> **Rows**:
• • • • •

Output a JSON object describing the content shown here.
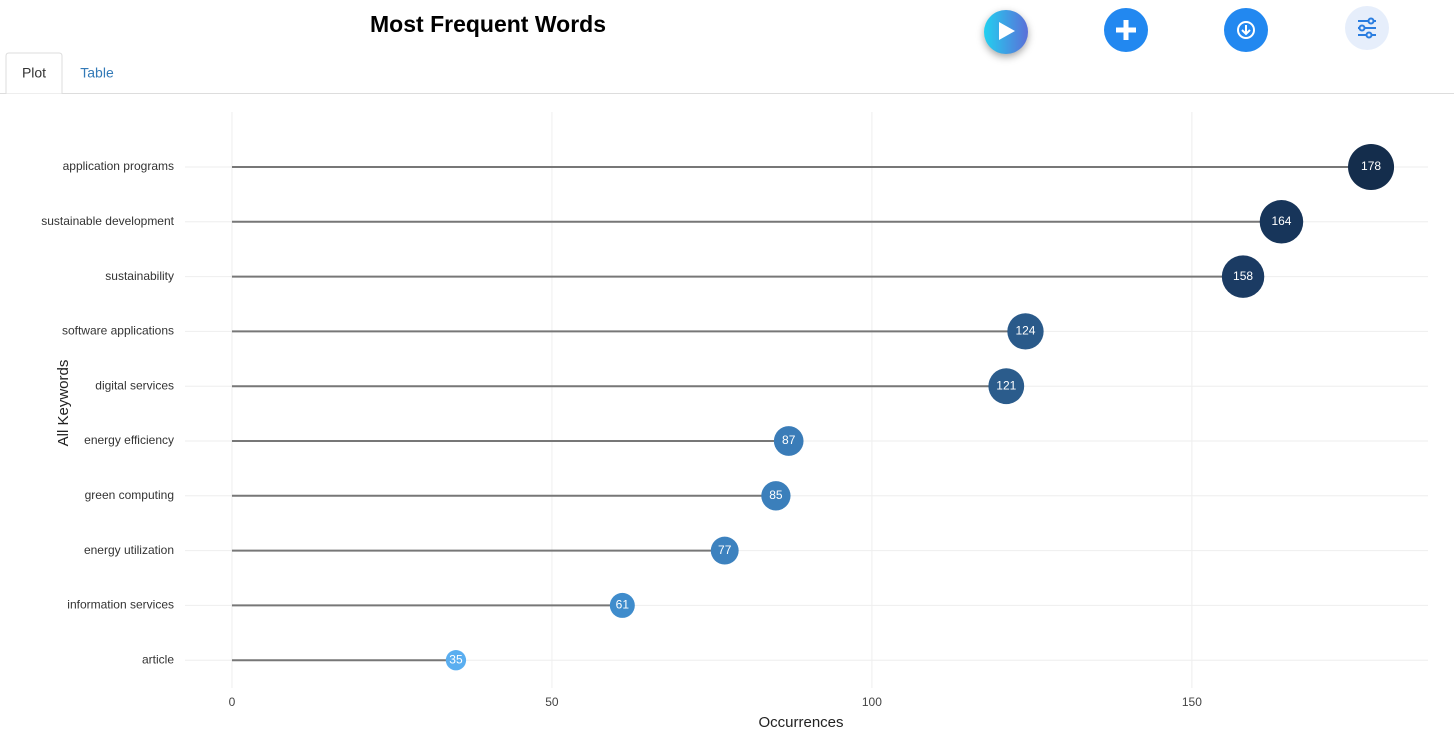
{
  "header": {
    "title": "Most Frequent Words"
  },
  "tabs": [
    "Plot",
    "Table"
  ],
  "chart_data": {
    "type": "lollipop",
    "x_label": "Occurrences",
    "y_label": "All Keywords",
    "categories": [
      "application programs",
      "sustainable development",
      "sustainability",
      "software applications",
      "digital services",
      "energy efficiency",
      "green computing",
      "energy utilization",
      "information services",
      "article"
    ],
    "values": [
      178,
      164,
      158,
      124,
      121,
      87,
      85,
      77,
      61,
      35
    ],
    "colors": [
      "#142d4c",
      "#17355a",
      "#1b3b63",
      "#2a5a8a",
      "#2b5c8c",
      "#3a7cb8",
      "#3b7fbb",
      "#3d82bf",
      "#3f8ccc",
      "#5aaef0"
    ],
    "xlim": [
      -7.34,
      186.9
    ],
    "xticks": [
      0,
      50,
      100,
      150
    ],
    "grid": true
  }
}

• • • • •

> **Work required**: From the entries, copy out each line containing the word "services".

> **Written response**:
      "digital services",
      "information services",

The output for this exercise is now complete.